▶ _What the task requires_: Type out all the records word for word. Any pictures are to be left out.

(Source records)
-=-=-
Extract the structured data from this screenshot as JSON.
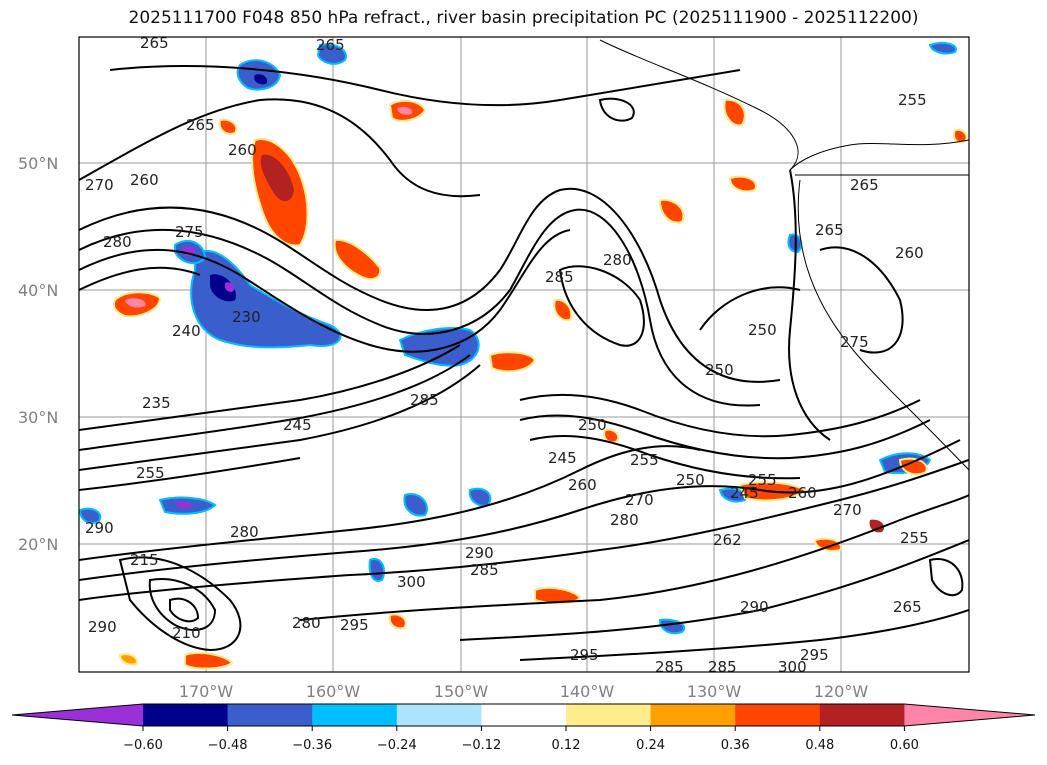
{
  "title": "2025111700 F048 850 hPa refract., river basin precipitation PC (2025111900 - 2025112200)",
  "map": {
    "lat_labels": [
      "50°N",
      "40°N",
      "30°N",
      "20°N"
    ],
    "lon_labels": [
      "170°W",
      "160°W",
      "150°W",
      "140°W",
      "130°W",
      "120°W"
    ],
    "contour_labels": [
      "265",
      "265",
      "270",
      "275",
      "280",
      "260",
      "265",
      "260",
      "240",
      "235",
      "230",
      "245",
      "255",
      "285",
      "280",
      "285",
      "250",
      "250",
      "245",
      "250",
      "255",
      "260",
      "270",
      "280",
      "250",
      "255",
      "245",
      "262",
      "270",
      "260",
      "265",
      "255",
      "290",
      "285",
      "300",
      "295",
      "280",
      "295",
      "290",
      "285",
      "285",
      "300",
      "295",
      "290",
      "265",
      "255",
      "275",
      "280",
      "215",
      "210",
      "290",
      "265",
      "260"
    ]
  },
  "colorbar": {
    "ticks": [
      "−0.60",
      "−0.48",
      "−0.36",
      "−0.24",
      "−0.12",
      "0.12",
      "0.24",
      "0.36",
      "0.48",
      "0.60"
    ],
    "colors": [
      "#9b30d9",
      "#00008b",
      "#3a5fcd",
      "#00bfff",
      "#ade3fb",
      "#ffffff",
      "#ffec8b",
      "#ff9f00",
      "#ff4500",
      "#b22222",
      "#ff85a8"
    ]
  }
}
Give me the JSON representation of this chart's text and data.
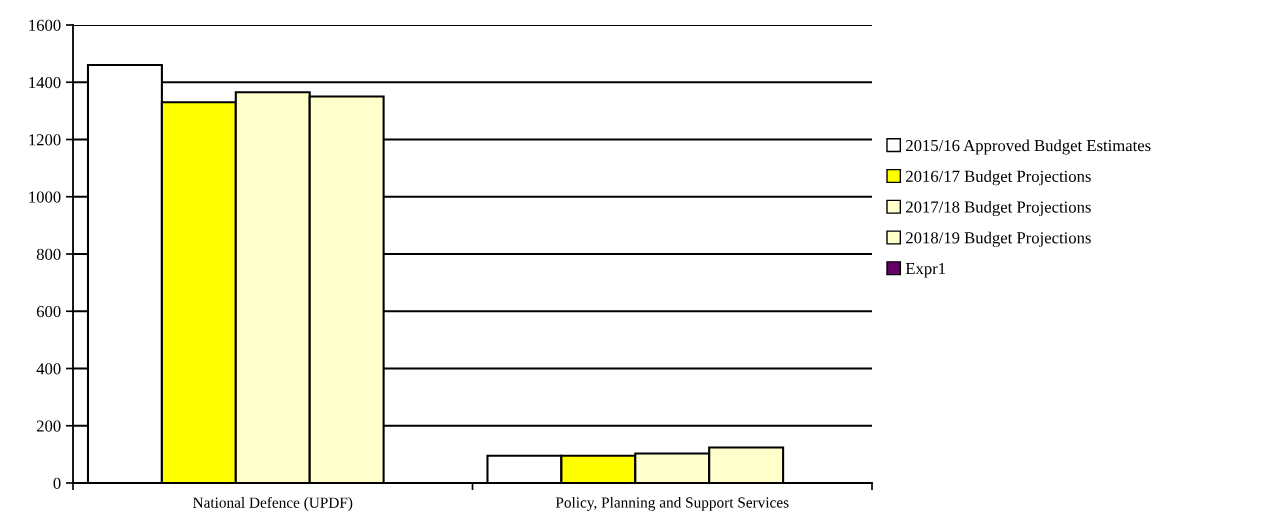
{
  "chart_data": {
    "type": "bar",
    "categories": [
      "National Defence (UPDF)",
      "Policy, Planning and Support Services"
    ],
    "series": [
      {
        "name": "2015/16 Approved Budget Estimates",
        "color": "#ffffff",
        "values": [
          1460,
          95
        ]
      },
      {
        "name": "2016/17 Budget Projections",
        "color": "#ffff00",
        "values": [
          1330,
          95
        ]
      },
      {
        "name": "2017/18 Budget Projections",
        "color": "#ffffcc",
        "values": [
          1365,
          103
        ]
      },
      {
        "name": "2018/19 Budget Projections",
        "color": "#ffffcc",
        "values": [
          1350,
          124
        ]
      },
      {
        "name": "Expr1",
        "color": "#660066",
        "values": [
          null,
          null
        ]
      }
    ],
    "ylim": [
      0,
      1600
    ],
    "yticks": [
      0,
      200,
      400,
      600,
      800,
      1000,
      1200,
      1400,
      1600
    ],
    "grid": "y",
    "legend": "right"
  }
}
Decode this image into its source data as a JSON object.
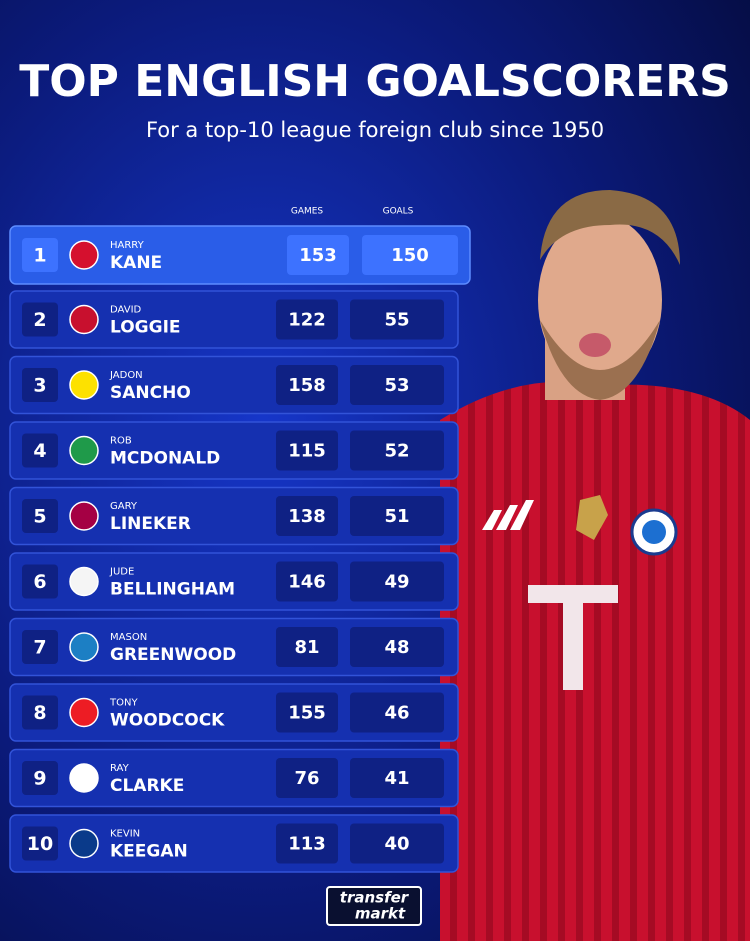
{
  "header": {
    "title": "TOP ENGLISH GOALSCORERS",
    "subtitle": "For a top-10 league foreign club since 1950"
  },
  "table": {
    "columns": [
      "GAMES",
      "GOALS"
    ],
    "rows": [
      {
        "rank": 1,
        "first_name": "HARRY",
        "last_name": "KANE",
        "games": 153,
        "goals": 150
      },
      {
        "rank": 2,
        "first_name": "DAVID",
        "last_name": "LOGGIE",
        "games": 122,
        "goals": 55
      },
      {
        "rank": 3,
        "first_name": "JADON",
        "last_name": "SANCHO",
        "games": 158,
        "goals": 53
      },
      {
        "rank": 4,
        "first_name": "ROB",
        "last_name": "MCDONALD",
        "games": 115,
        "goals": 52
      },
      {
        "rank": 5,
        "first_name": "GARY",
        "last_name": "LINEKER",
        "games": 138,
        "goals": 51
      },
      {
        "rank": 6,
        "first_name": "JUDE",
        "last_name": "BELLINGHAM",
        "games": 146,
        "goals": 49
      },
      {
        "rank": 7,
        "first_name": "MASON",
        "last_name": "GREENWOOD",
        "games": 81,
        "goals": 48
      },
      {
        "rank": 8,
        "first_name": "TONY",
        "last_name": "WOODCOCK",
        "games": 155,
        "goals": 46
      },
      {
        "rank": 9,
        "first_name": "RAY",
        "last_name": "CLARKE",
        "games": 76,
        "goals": 41
      },
      {
        "rank": 10,
        "first_name": "KEVIN",
        "last_name": "KEEGAN",
        "games": 113,
        "goals": 40
      }
    ]
  },
  "footer": {
    "logo_top": "transfer",
    "logo_bottom": "markt"
  }
}
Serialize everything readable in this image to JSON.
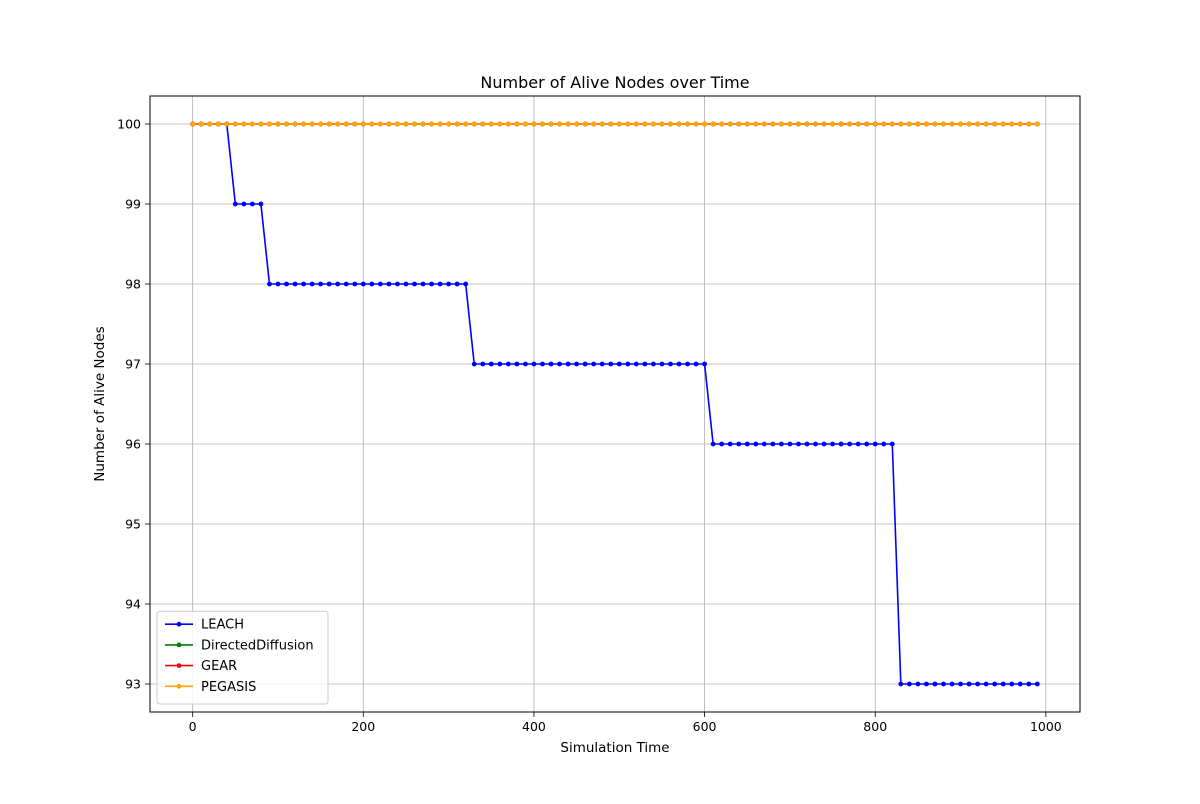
{
  "chart_data": {
    "type": "line",
    "title": "Number of Alive Nodes over Time",
    "xlabel": "Simulation Time",
    "ylabel": "Number of Alive Nodes",
    "xlim": [
      -50,
      1040
    ],
    "ylim": [
      92.65,
      100.35
    ],
    "xticks": [
      0,
      200,
      400,
      600,
      800,
      1000
    ],
    "yticks": [
      93,
      94,
      95,
      96,
      97,
      98,
      99,
      100
    ],
    "grid": true,
    "legend_position": "lower-left",
    "x_start": 0,
    "x_step": 10,
    "series": [
      {
        "name": "LEACH",
        "color": "#0000ff",
        "segments": [
          {
            "count": 5,
            "value": 100
          },
          {
            "count": 4,
            "value": 99
          },
          {
            "count": 24,
            "value": 98
          },
          {
            "count": 28,
            "value": 97
          },
          {
            "count": 22,
            "value": 96
          },
          {
            "count": 17,
            "value": 93
          }
        ]
      },
      {
        "name": "DirectedDiffusion",
        "color": "#008000",
        "segments": [
          {
            "count": 100,
            "value": 100
          }
        ]
      },
      {
        "name": "GEAR",
        "color": "#ff0000",
        "segments": [
          {
            "count": 100,
            "value": 100
          }
        ]
      },
      {
        "name": "PEGASIS",
        "color": "#ffa500",
        "segments": [
          {
            "count": 100,
            "value": 100
          }
        ]
      }
    ]
  }
}
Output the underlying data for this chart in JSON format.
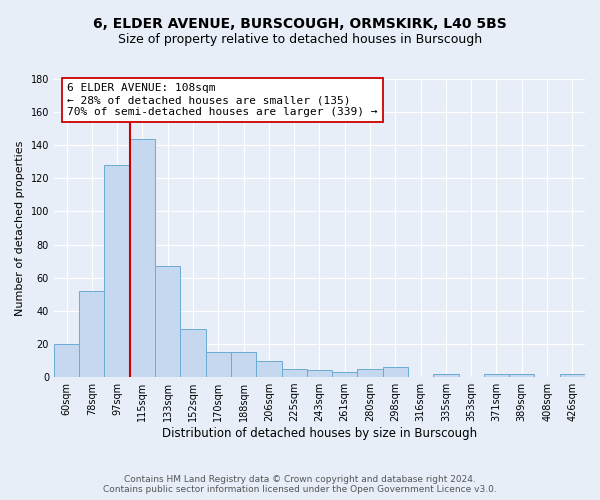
{
  "title": "6, ELDER AVENUE, BURSCOUGH, ORMSKIRK, L40 5BS",
  "subtitle": "Size of property relative to detached houses in Burscough",
  "xlabel": "Distribution of detached houses by size in Burscough",
  "ylabel": "Number of detached properties",
  "categories": [
    "60sqm",
    "78sqm",
    "97sqm",
    "115sqm",
    "133sqm",
    "152sqm",
    "170sqm",
    "188sqm",
    "206sqm",
    "225sqm",
    "243sqm",
    "261sqm",
    "280sqm",
    "298sqm",
    "316sqm",
    "335sqm",
    "353sqm",
    "371sqm",
    "389sqm",
    "408sqm",
    "426sqm"
  ],
  "values": [
    20,
    52,
    128,
    144,
    67,
    29,
    15,
    15,
    10,
    5,
    4,
    3,
    5,
    6,
    0,
    2,
    0,
    2,
    2,
    0,
    2
  ],
  "bar_color": "#c5d8f0",
  "bar_edge_color": "#6aacd4",
  "vline_color": "#cc0000",
  "annotation_text": "6 ELDER AVENUE: 108sqm\n← 28% of detached houses are smaller (135)\n70% of semi-detached houses are larger (339) →",
  "annotation_box_color": "#ffffff",
  "annotation_box_edge_color": "#cc0000",
  "ylim": [
    0,
    180
  ],
  "yticks": [
    0,
    20,
    40,
    60,
    80,
    100,
    120,
    140,
    160,
    180
  ],
  "background_color": "#e8eef8",
  "grid_color": "#ffffff",
  "footnote": "Contains HM Land Registry data © Crown copyright and database right 2024.\nContains public sector information licensed under the Open Government Licence v3.0.",
  "title_fontsize": 10,
  "subtitle_fontsize": 9,
  "xlabel_fontsize": 8.5,
  "ylabel_fontsize": 8,
  "tick_fontsize": 7,
  "annotation_fontsize": 8,
  "footnote_fontsize": 6.5
}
-=-=-
▶ _Response to this task_:
Extract the structured data from this screenshot as JSON.
{
  "title": "2025111700 F048 850 hPa refract., river basin precipitation PC (2025111900 - 2025112200)",
  "map": {
    "lat_labels": [
      "50°N",
      "40°N",
      "30°N",
      "20°N"
    ],
    "lon_labels": [
      "170°W",
      "160°W",
      "150°W",
      "140°W",
      "130°W",
      "120°W"
    ],
    "contour_labels": [
      "265",
      "265",
      "270",
      "275",
      "280",
      "260",
      "265",
      "260",
      "240",
      "235",
      "230",
      "245",
      "255",
      "285",
      "280",
      "285",
      "250",
      "250",
      "245",
      "250",
      "255",
      "260",
      "270",
      "280",
      "250",
      "255",
      "245",
      "262",
      "270",
      "260",
      "265",
      "255",
      "290",
      "285",
      "300",
      "295",
      "280",
      "295",
      "290",
      "285",
      "285",
      "300",
      "295",
      "290",
      "265",
      "255",
      "275",
      "280",
      "215",
      "210",
      "290",
      "265",
      "260"
    ]
  },
  "colorbar": {
    "ticks": [
      "−0.60",
      "−0.48",
      "−0.36",
      "−0.24",
      "−0.12",
      "0.12",
      "0.24",
      "0.36",
      "0.48",
      "0.60"
    ],
    "colors": [
      "#9b30d9",
      "#00008b",
      "#3a5fcd",
      "#00bfff",
      "#ade3fb",
      "#ffffff",
      "#ffec8b",
      "#ff9f00",
      "#ff4500",
      "#b22222",
      "#ff85a8"
    ]
  }
}
Give me the JSON representation of this chart's text and data.
{
  "chart_data": {
    "type": "bar",
    "categories": [
      "National Defence (UPDF)",
      "Policy, Planning and Support Services"
    ],
    "series": [
      {
        "name": "2015/16 Approved Budget Estimates",
        "color": "#ffffff",
        "values": [
          1460,
          95
        ]
      },
      {
        "name": "2016/17 Budget Projections",
        "color": "#ffff00",
        "values": [
          1330,
          95
        ]
      },
      {
        "name": "2017/18 Budget Projections",
        "color": "#ffffcc",
        "values": [
          1365,
          103
        ]
      },
      {
        "name": "2018/19 Budget Projections",
        "color": "#ffffcc",
        "values": [
          1350,
          124
        ]
      },
      {
        "name": "Expr1",
        "color": "#660066",
        "values": [
          null,
          null
        ]
      }
    ],
    "ylim": [
      0,
      1600
    ],
    "yticks": [
      0,
      200,
      400,
      600,
      800,
      1000,
      1200,
      1400,
      1600
    ],
    "grid": "y",
    "legend": "right"
  }
}
Decode this image into its source data as a JSON object.
{
  "header": {
    "title": "TOP ENGLISH GOALSCORERS",
    "subtitle": "For a top-10 league foreign club since 1950"
  },
  "table": {
    "columns": [
      "GAMES",
      "GOALS"
    ],
    "rows": [
      {
        "rank": 1,
        "first_name": "HARRY",
        "last_name": "KANE",
        "games": 153,
        "goals": 150
      },
      {
        "rank": 2,
        "first_name": "DAVID",
        "last_name": "LOGGIE",
        "games": 122,
        "goals": 55
      },
      {
        "rank": 3,
        "first_name": "JADON",
        "last_name": "SANCHO",
        "games": 158,
        "goals": 53
      },
      {
        "rank": 4,
        "first_name": "ROB",
        "last_name": "MCDONALD",
        "games": 115,
        "goals": 52
      },
      {
        "rank": 5,
        "first_name": "GARY",
        "last_name": "LINEKER",
        "games": 138,
        "goals": 51
      },
      {
        "rank": 6,
        "first_name": "JUDE",
        "last_name": "BELLINGHAM",
        "games": 146,
        "goals": 49
      },
      {
        "rank": 7,
        "first_name": "MASON",
        "last_name": "GREENWOOD",
        "games": 81,
        "goals": 48
      },
      {
        "rank": 8,
        "first_name": "TONY",
        "last_name": "WOODCOCK",
        "games": 155,
        "goals": 46
      },
      {
        "rank": 9,
        "first_name": "RAY",
        "last_name": "CLARKE",
        "games": 76,
        "goals": 41
      },
      {
        "rank": 10,
        "first_name": "KEVIN",
        "last_name": "KEEGAN",
        "games": 113,
        "goals": 40
      }
    ]
  },
  "footer": {
    "logo_top": "transfer",
    "logo_bottom": "markt"
  }
}
Serialize everything readable in this image to JSON.
{
  "chart_data": {
    "type": "line",
    "title": "Number of Alive Nodes over Time",
    "xlabel": "Simulation Time",
    "ylabel": "Number of Alive Nodes",
    "xlim": [
      -50,
      1040
    ],
    "ylim": [
      92.65,
      100.35
    ],
    "xticks": [
      0,
      200,
      400,
      600,
      800,
      1000
    ],
    "yticks": [
      93,
      94,
      95,
      96,
      97,
      98,
      99,
      100
    ],
    "grid": true,
    "legend_position": "lower-left",
    "x_start": 0,
    "x_step": 10,
    "series": [
      {
        "name": "LEACH",
        "color": "#0000ff",
        "segments": [
          {
            "count": 5,
            "value": 100
          },
          {
            "count": 4,
            "value": 99
          },
          {
            "count": 24,
            "value": 98
          },
          {
            "count": 28,
            "value": 97
          },
          {
            "count": 22,
            "value": 96
          },
          {
            "count": 17,
            "value": 93
          }
        ]
      },
      {
        "name": "DirectedDiffusion",
        "color": "#008000",
        "segments": [
          {
            "count": 100,
            "value": 100
          }
        ]
      },
      {
        "name": "GEAR",
        "color": "#ff0000",
        "segments": [
          {
            "count": 100,
            "value": 100
          }
        ]
      },
      {
        "name": "PEGASIS",
        "color": "#ffa500",
        "segments": [
          {
            "count": 100,
            "value": 100
          }
        ]
      }
    ]
  }
}
Output the underlying data for this chart in JSON format.
{
  "title": "6, ELDER AVENUE, BURSCOUGH, ORMSKIRK, L40 5BS",
  "subtitle": "Size of property relative to detached houses in Burscough",
  "xlabel": "Distribution of detached houses by size in Burscough",
  "ylabel": "Number of detached properties",
  "categories": [
    "60sqm",
    "78sqm",
    "97sqm",
    "115sqm",
    "133sqm",
    "152sqm",
    "170sqm",
    "188sqm",
    "206sqm",
    "225sqm",
    "243sqm",
    "261sqm",
    "280sqm",
    "298sqm",
    "316sqm",
    "335sqm",
    "353sqm",
    "371sqm",
    "389sqm",
    "408sqm",
    "426sqm"
  ],
  "values": [
    20,
    52,
    128,
    144,
    67,
    29,
    15,
    15,
    10,
    5,
    4,
    3,
    5,
    6,
    0,
    2,
    0,
    2,
    2,
    0,
    2
  ],
  "bar_color": "#c5d8f0",
  "bar_edge_color": "#6aacd4",
  "vline_color": "#cc0000",
  "annotation_text": "6 ELDER AVENUE: 108sqm\n← 28% of detached houses are smaller (135)\n70% of semi-detached houses are larger (339) →",
  "annotation_box_color": "#ffffff",
  "annotation_box_edge_color": "#cc0000",
  "ylim": [
    0,
    180
  ],
  "yticks": [
    0,
    20,
    40,
    60,
    80,
    100,
    120,
    140,
    160,
    180
  ],
  "background_color": "#e8eef8",
  "grid_color": "#ffffff",
  "footnote": "Contains HM Land Registry data © Crown copyright and database right 2024.\nContains public sector information licensed under the Open Government Licence v3.0.",
  "title_fontsize": 10,
  "subtitle_fontsize": 9,
  "xlabel_fontsize": 8.5,
  "ylabel_fontsize": 8,
  "tick_fontsize": 7,
  "annotation_fontsize": 8,
  "footnote_fontsize": 6.5
}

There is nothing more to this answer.